▶ **Written instruction**:
Find every line in the records below that contains the word "ylabel", and copy each such line.

▶ **Exercise input**:
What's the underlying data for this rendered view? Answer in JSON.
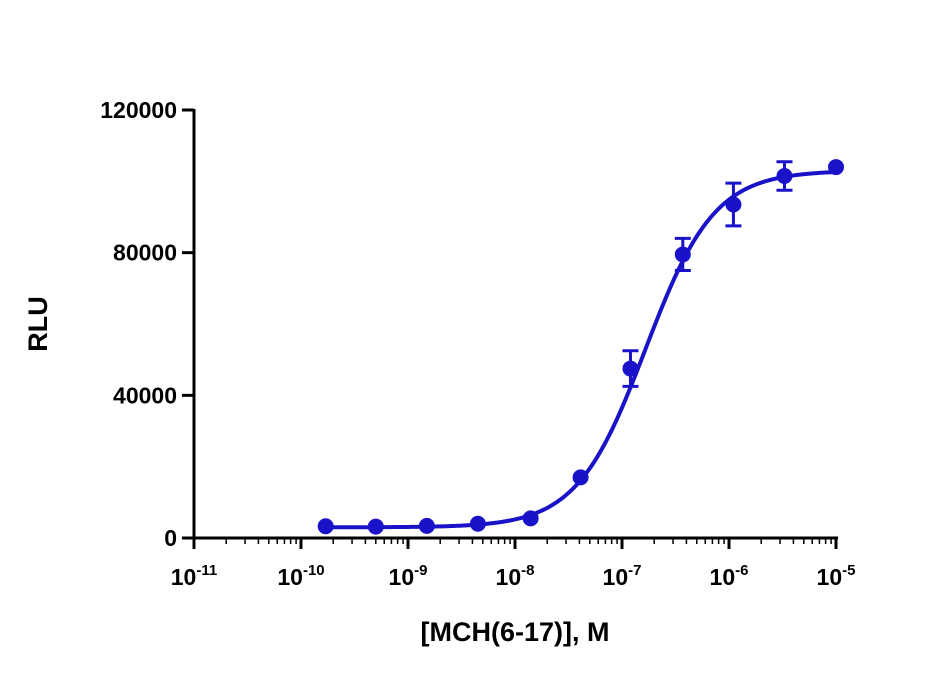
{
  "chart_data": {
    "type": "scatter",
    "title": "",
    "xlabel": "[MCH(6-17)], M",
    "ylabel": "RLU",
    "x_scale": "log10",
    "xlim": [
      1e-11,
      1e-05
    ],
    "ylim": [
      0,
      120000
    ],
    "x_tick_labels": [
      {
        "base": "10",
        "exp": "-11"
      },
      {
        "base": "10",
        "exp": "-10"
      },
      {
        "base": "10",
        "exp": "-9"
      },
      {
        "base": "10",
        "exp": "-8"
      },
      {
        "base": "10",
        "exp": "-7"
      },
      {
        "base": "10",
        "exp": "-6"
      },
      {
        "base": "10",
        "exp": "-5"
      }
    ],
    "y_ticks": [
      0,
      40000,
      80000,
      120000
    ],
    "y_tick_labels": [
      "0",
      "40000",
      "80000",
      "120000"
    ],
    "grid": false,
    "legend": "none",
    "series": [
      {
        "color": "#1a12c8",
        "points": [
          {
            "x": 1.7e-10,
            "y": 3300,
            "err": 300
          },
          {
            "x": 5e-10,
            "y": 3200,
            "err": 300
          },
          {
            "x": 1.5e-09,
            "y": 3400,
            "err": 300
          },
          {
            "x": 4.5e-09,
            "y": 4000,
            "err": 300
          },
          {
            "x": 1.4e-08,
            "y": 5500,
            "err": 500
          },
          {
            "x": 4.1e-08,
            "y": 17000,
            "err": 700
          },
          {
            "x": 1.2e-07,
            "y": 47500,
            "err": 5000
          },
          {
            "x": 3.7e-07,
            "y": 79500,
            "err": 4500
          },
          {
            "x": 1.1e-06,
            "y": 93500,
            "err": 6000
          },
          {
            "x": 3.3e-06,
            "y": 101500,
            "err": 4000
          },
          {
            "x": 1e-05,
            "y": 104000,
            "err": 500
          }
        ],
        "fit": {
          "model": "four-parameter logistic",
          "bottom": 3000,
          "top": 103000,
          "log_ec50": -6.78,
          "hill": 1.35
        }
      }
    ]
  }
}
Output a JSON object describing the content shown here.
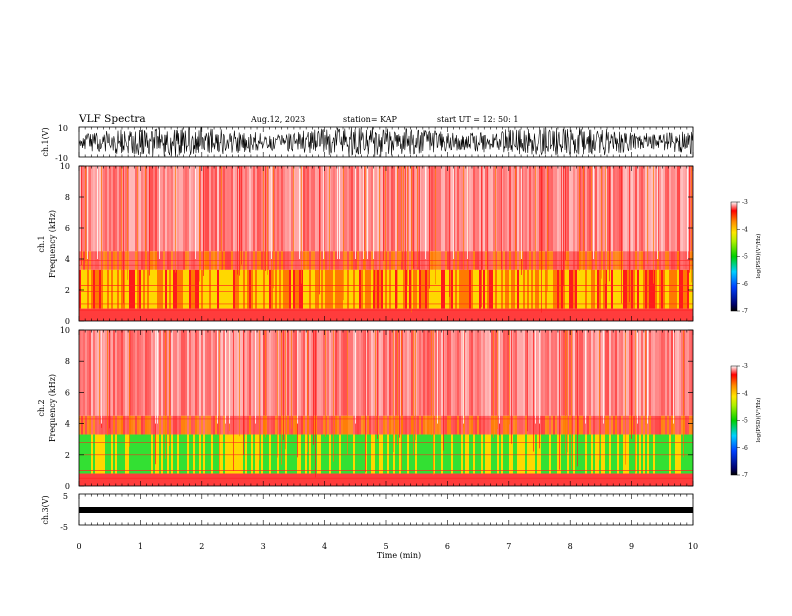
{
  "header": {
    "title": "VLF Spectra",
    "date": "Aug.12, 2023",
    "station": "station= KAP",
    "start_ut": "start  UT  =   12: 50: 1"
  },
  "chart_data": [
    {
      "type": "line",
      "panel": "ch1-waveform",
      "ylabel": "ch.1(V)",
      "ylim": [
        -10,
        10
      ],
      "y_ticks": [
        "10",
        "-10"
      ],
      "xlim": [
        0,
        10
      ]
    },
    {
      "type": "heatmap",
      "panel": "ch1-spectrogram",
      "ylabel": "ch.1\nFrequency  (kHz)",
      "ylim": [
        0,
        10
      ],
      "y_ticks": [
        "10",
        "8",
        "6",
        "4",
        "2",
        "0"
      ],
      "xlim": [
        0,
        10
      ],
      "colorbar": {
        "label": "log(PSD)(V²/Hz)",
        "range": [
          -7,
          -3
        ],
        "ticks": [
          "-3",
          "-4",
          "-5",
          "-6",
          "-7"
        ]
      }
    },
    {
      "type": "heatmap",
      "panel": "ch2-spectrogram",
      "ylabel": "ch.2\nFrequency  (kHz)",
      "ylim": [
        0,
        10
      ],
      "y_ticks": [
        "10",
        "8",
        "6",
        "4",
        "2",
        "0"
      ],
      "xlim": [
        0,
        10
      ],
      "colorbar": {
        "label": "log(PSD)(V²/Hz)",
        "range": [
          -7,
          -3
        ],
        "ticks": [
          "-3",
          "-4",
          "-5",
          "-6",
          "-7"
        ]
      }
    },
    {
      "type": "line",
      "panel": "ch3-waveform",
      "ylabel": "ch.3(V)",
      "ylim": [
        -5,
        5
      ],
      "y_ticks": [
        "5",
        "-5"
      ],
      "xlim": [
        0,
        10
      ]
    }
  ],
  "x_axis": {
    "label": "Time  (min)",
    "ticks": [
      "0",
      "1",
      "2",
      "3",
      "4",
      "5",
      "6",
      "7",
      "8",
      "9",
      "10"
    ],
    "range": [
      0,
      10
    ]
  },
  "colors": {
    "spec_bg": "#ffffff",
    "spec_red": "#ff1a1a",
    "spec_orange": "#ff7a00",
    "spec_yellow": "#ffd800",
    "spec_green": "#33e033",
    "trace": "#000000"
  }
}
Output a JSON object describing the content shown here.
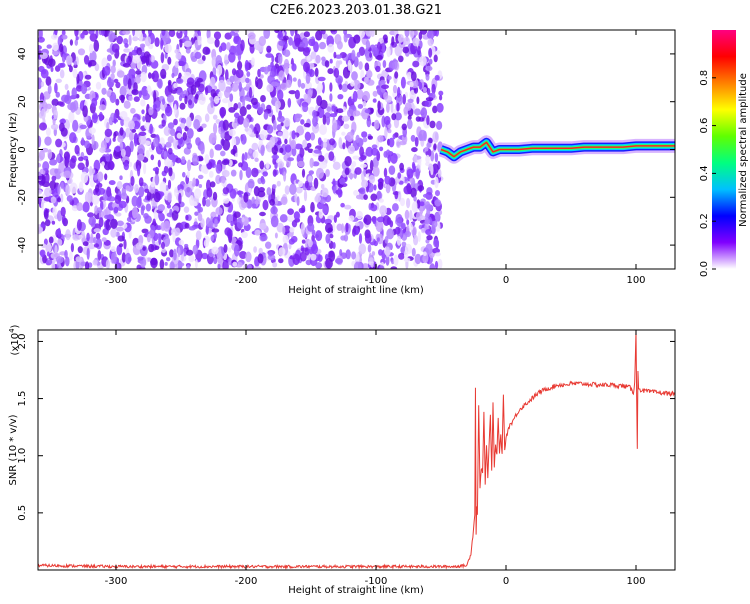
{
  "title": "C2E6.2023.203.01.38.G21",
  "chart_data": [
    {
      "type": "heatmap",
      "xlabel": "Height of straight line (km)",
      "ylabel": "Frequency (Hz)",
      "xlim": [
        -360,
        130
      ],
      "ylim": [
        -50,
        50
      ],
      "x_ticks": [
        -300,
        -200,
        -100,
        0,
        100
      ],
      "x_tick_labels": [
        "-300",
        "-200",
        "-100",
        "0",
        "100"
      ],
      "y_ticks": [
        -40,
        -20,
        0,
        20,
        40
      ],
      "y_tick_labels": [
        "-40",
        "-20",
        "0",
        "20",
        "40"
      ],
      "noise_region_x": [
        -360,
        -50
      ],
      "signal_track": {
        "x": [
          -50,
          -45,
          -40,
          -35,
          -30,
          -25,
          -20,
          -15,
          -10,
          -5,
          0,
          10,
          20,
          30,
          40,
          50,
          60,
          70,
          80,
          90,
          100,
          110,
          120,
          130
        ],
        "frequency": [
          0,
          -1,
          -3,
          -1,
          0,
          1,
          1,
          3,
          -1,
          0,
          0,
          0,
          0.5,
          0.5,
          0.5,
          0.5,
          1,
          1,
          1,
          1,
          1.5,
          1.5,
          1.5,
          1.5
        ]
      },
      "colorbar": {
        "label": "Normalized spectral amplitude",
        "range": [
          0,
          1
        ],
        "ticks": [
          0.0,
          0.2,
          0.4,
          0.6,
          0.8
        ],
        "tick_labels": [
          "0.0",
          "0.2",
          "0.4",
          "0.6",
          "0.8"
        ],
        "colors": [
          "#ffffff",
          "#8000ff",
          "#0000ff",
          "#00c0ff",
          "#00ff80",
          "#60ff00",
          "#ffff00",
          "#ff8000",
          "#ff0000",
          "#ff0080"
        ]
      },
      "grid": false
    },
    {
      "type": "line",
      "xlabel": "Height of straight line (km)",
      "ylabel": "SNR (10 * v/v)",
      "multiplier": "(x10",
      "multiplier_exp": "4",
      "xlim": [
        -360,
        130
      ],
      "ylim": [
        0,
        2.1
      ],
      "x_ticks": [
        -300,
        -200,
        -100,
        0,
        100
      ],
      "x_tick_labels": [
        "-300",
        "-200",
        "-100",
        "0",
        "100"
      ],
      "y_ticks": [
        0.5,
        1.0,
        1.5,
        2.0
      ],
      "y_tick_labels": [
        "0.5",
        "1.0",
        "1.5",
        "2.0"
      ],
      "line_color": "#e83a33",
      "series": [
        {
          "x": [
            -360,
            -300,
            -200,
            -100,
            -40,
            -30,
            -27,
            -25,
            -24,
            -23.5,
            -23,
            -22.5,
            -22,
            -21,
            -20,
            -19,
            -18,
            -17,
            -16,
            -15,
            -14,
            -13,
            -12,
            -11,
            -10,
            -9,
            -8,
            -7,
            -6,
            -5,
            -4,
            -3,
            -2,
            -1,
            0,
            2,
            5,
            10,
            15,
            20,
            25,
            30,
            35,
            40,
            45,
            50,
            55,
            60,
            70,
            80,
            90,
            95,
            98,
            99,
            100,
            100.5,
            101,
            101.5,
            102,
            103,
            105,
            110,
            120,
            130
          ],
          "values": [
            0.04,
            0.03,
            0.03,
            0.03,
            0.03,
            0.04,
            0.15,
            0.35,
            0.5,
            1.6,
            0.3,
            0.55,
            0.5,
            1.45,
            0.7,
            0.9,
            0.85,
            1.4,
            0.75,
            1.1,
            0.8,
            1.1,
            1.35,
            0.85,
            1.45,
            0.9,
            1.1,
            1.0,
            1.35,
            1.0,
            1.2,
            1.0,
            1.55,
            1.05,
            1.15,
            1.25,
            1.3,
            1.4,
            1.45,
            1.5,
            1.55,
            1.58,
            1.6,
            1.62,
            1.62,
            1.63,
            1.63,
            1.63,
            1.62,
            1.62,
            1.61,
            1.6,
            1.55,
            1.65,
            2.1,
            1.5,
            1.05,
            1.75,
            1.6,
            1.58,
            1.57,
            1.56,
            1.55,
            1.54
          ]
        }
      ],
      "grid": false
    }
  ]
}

▶ **Final answer**:
    "ylabel": "RLU",
      "ylabel": "ch.1(V)",
      "ylabel": "ch.1\nFrequency  (kHz)",
      "ylabel": "ch.2\nFrequency  (kHz)",
      "ylabel": "ch.3(V)",
      "ylabel": "Frequency (Hz)",
      "ylabel": "SNR (10 * v/v)",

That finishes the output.